▸ Required task
Give the entries back exactly, dropping each image.

▸ Source data
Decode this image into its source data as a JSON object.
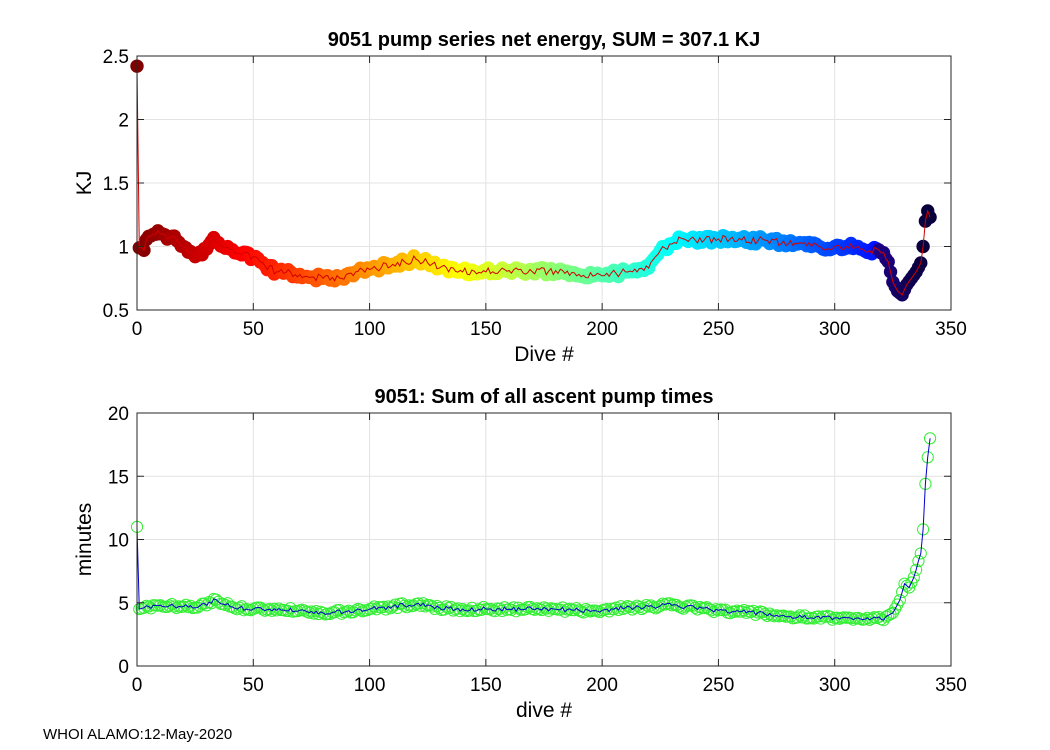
{
  "footer": "WHOI ALAMO:12-May-2020",
  "chart_data": [
    {
      "type": "scatter",
      "title": "9051 pump series net energy, SUM = 307.1 KJ",
      "xlabel": "Dive #",
      "ylabel": "KJ",
      "xlim": [
        0,
        350
      ],
      "ylim": [
        0.5,
        2.5
      ],
      "xticks": [
        0,
        50,
        100,
        150,
        200,
        250,
        300,
        350
      ],
      "yticks": [
        0.5,
        1,
        1.5,
        2,
        2.5
      ],
      "grid": true,
      "line_color": "#d00000",
      "marker": "filled-circle",
      "colormap": "jet-reversed",
      "keypoints": [
        [
          0,
          2.42
        ],
        [
          1,
          0.99
        ],
        [
          2,
          0.99
        ],
        [
          3,
          0.97
        ],
        [
          5,
          1.08
        ],
        [
          10,
          1.1
        ],
        [
          15,
          1.08
        ],
        [
          20,
          1.0
        ],
        [
          25,
          0.92
        ],
        [
          30,
          0.98
        ],
        [
          33,
          1.07
        ],
        [
          40,
          0.98
        ],
        [
          50,
          0.92
        ],
        [
          55,
          0.85
        ],
        [
          60,
          0.8
        ],
        [
          70,
          0.78
        ],
        [
          80,
          0.75
        ],
        [
          85,
          0.73
        ],
        [
          90,
          0.78
        ],
        [
          100,
          0.82
        ],
        [
          110,
          0.86
        ],
        [
          115,
          0.88
        ],
        [
          120,
          0.9
        ],
        [
          125,
          0.87
        ],
        [
          130,
          0.83
        ],
        [
          140,
          0.8
        ],
        [
          150,
          0.8
        ],
        [
          160,
          0.81
        ],
        [
          170,
          0.8
        ],
        [
          180,
          0.81
        ],
        [
          190,
          0.78
        ],
        [
          200,
          0.77
        ],
        [
          210,
          0.8
        ],
        [
          215,
          0.8
        ],
        [
          220,
          0.83
        ],
        [
          225,
          0.97
        ],
        [
          230,
          1.02
        ],
        [
          235,
          1.06
        ],
        [
          240,
          1.05
        ],
        [
          250,
          1.06
        ],
        [
          260,
          1.05
        ],
        [
          270,
          1.05
        ],
        [
          280,
          1.02
        ],
        [
          290,
          1.0
        ],
        [
          300,
          1.0
        ],
        [
          310,
          1.0
        ],
        [
          315,
          0.97
        ],
        [
          320,
          0.95
        ],
        [
          323,
          0.88
        ],
        [
          325,
          0.72
        ],
        [
          327,
          0.65
        ],
        [
          329,
          0.62
        ],
        [
          331,
          0.7
        ],
        [
          333,
          0.75
        ],
        [
          335,
          0.8
        ],
        [
          337,
          0.87
        ],
        [
          338,
          1.0
        ],
        [
          339,
          1.2
        ],
        [
          340,
          1.28
        ],
        [
          341,
          1.23
        ]
      ]
    },
    {
      "type": "scatter",
      "title": "9051: Sum of all ascent pump times",
      "xlabel": "dive #",
      "ylabel": "minutes",
      "xlim": [
        0,
        350
      ],
      "ylim": [
        0,
        20
      ],
      "xticks": [
        0,
        50,
        100,
        150,
        200,
        250,
        300,
        350
      ],
      "yticks": [
        0,
        5,
        10,
        15,
        20
      ],
      "grid": true,
      "line_color": "#0000cc",
      "marker_color": "#33ee33",
      "marker": "open-circle",
      "keypoints": [
        [
          0,
          11.0
        ],
        [
          1,
          4.5
        ],
        [
          5,
          4.7
        ],
        [
          10,
          4.8
        ],
        [
          20,
          4.7
        ],
        [
          30,
          4.8
        ],
        [
          33,
          5.3
        ],
        [
          40,
          4.7
        ],
        [
          50,
          4.5
        ],
        [
          60,
          4.4
        ],
        [
          70,
          4.4
        ],
        [
          80,
          4.2
        ],
        [
          90,
          4.3
        ],
        [
          100,
          4.5
        ],
        [
          110,
          4.7
        ],
        [
          120,
          4.9
        ],
        [
          130,
          4.6
        ],
        [
          140,
          4.5
        ],
        [
          150,
          4.5
        ],
        [
          160,
          4.5
        ],
        [
          170,
          4.5
        ],
        [
          180,
          4.5
        ],
        [
          190,
          4.4
        ],
        [
          200,
          4.4
        ],
        [
          210,
          4.6
        ],
        [
          220,
          4.7
        ],
        [
          230,
          4.8
        ],
        [
          240,
          4.6
        ],
        [
          250,
          4.4
        ],
        [
          260,
          4.3
        ],
        [
          270,
          4.1
        ],
        [
          280,
          3.9
        ],
        [
          290,
          3.8
        ],
        [
          300,
          3.8
        ],
        [
          310,
          3.8
        ],
        [
          320,
          3.7
        ],
        [
          325,
          4.2
        ],
        [
          328,
          5.2
        ],
        [
          330,
          6.5
        ],
        [
          332,
          6.2
        ],
        [
          334,
          7.0
        ],
        [
          335,
          7.6
        ],
        [
          336,
          8.3
        ],
        [
          337,
          8.9
        ],
        [
          338,
          10.8
        ],
        [
          339,
          14.4
        ],
        [
          340,
          16.5
        ],
        [
          341,
          18.0
        ]
      ]
    }
  ]
}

▸ Correct response
Decode this image into its source data as a JSON object.
{
  "footer": "WHOI ALAMO:12-May-2020",
  "chart_data": [
    {
      "type": "scatter",
      "title": "9051 pump series net energy, SUM = 307.1 KJ",
      "xlabel": "Dive #",
      "ylabel": "KJ",
      "xlim": [
        0,
        350
      ],
      "ylim": [
        0.5,
        2.5
      ],
      "xticks": [
        0,
        50,
        100,
        150,
        200,
        250,
        300,
        350
      ],
      "yticks": [
        0.5,
        1,
        1.5,
        2,
        2.5
      ],
      "grid": true,
      "line_color": "#d00000",
      "marker": "filled-circle",
      "colormap": "jet-reversed",
      "keypoints": [
        [
          0,
          2.42
        ],
        [
          1,
          0.99
        ],
        [
          2,
          0.99
        ],
        [
          3,
          0.97
        ],
        [
          5,
          1.08
        ],
        [
          10,
          1.1
        ],
        [
          15,
          1.08
        ],
        [
          20,
          1.0
        ],
        [
          25,
          0.92
        ],
        [
          30,
          0.98
        ],
        [
          33,
          1.07
        ],
        [
          40,
          0.98
        ],
        [
          50,
          0.92
        ],
        [
          55,
          0.85
        ],
        [
          60,
          0.8
        ],
        [
          70,
          0.78
        ],
        [
          80,
          0.75
        ],
        [
          85,
          0.73
        ],
        [
          90,
          0.78
        ],
        [
          100,
          0.82
        ],
        [
          110,
          0.86
        ],
        [
          115,
          0.88
        ],
        [
          120,
          0.9
        ],
        [
          125,
          0.87
        ],
        [
          130,
          0.83
        ],
        [
          140,
          0.8
        ],
        [
          150,
          0.8
        ],
        [
          160,
          0.81
        ],
        [
          170,
          0.8
        ],
        [
          180,
          0.81
        ],
        [
          190,
          0.78
        ],
        [
          200,
          0.77
        ],
        [
          210,
          0.8
        ],
        [
          215,
          0.8
        ],
        [
          220,
          0.83
        ],
        [
          225,
          0.97
        ],
        [
          230,
          1.02
        ],
        [
          235,
          1.06
        ],
        [
          240,
          1.05
        ],
        [
          250,
          1.06
        ],
        [
          260,
          1.05
        ],
        [
          270,
          1.05
        ],
        [
          280,
          1.02
        ],
        [
          290,
          1.0
        ],
        [
          300,
          1.0
        ],
        [
          310,
          1.0
        ],
        [
          315,
          0.97
        ],
        [
          320,
          0.95
        ],
        [
          323,
          0.88
        ],
        [
          325,
          0.72
        ],
        [
          327,
          0.65
        ],
        [
          329,
          0.62
        ],
        [
          331,
          0.7
        ],
        [
          333,
          0.75
        ],
        [
          335,
          0.8
        ],
        [
          337,
          0.87
        ],
        [
          338,
          1.0
        ],
        [
          339,
          1.2
        ],
        [
          340,
          1.28
        ],
        [
          341,
          1.23
        ]
      ]
    },
    {
      "type": "scatter",
      "title": "9051: Sum of all ascent pump times",
      "xlabel": "dive #",
      "ylabel": "minutes",
      "xlim": [
        0,
        350
      ],
      "ylim": [
        0,
        20
      ],
      "xticks": [
        0,
        50,
        100,
        150,
        200,
        250,
        300,
        350
      ],
      "yticks": [
        0,
        5,
        10,
        15,
        20
      ],
      "grid": true,
      "line_color": "#0000cc",
      "marker_color": "#33ee33",
      "marker": "open-circle",
      "keypoints": [
        [
          0,
          11.0
        ],
        [
          1,
          4.5
        ],
        [
          5,
          4.7
        ],
        [
          10,
          4.8
        ],
        [
          20,
          4.7
        ],
        [
          30,
          4.8
        ],
        [
          33,
          5.3
        ],
        [
          40,
          4.7
        ],
        [
          50,
          4.5
        ],
        [
          60,
          4.4
        ],
        [
          70,
          4.4
        ],
        [
          80,
          4.2
        ],
        [
          90,
          4.3
        ],
        [
          100,
          4.5
        ],
        [
          110,
          4.7
        ],
        [
          120,
          4.9
        ],
        [
          130,
          4.6
        ],
        [
          140,
          4.5
        ],
        [
          150,
          4.5
        ],
        [
          160,
          4.5
        ],
        [
          170,
          4.5
        ],
        [
          180,
          4.5
        ],
        [
          190,
          4.4
        ],
        [
          200,
          4.4
        ],
        [
          210,
          4.6
        ],
        [
          220,
          4.7
        ],
        [
          230,
          4.8
        ],
        [
          240,
          4.6
        ],
        [
          250,
          4.4
        ],
        [
          260,
          4.3
        ],
        [
          270,
          4.1
        ],
        [
          280,
          3.9
        ],
        [
          290,
          3.8
        ],
        [
          300,
          3.8
        ],
        [
          310,
          3.8
        ],
        [
          320,
          3.7
        ],
        [
          325,
          4.2
        ],
        [
          328,
          5.2
        ],
        [
          330,
          6.5
        ],
        [
          332,
          6.2
        ],
        [
          334,
          7.0
        ],
        [
          335,
          7.6
        ],
        [
          336,
          8.3
        ],
        [
          337,
          8.9
        ],
        [
          338,
          10.8
        ],
        [
          339,
          14.4
        ],
        [
          340,
          16.5
        ],
        [
          341,
          18.0
        ]
      ]
    }
  ]
}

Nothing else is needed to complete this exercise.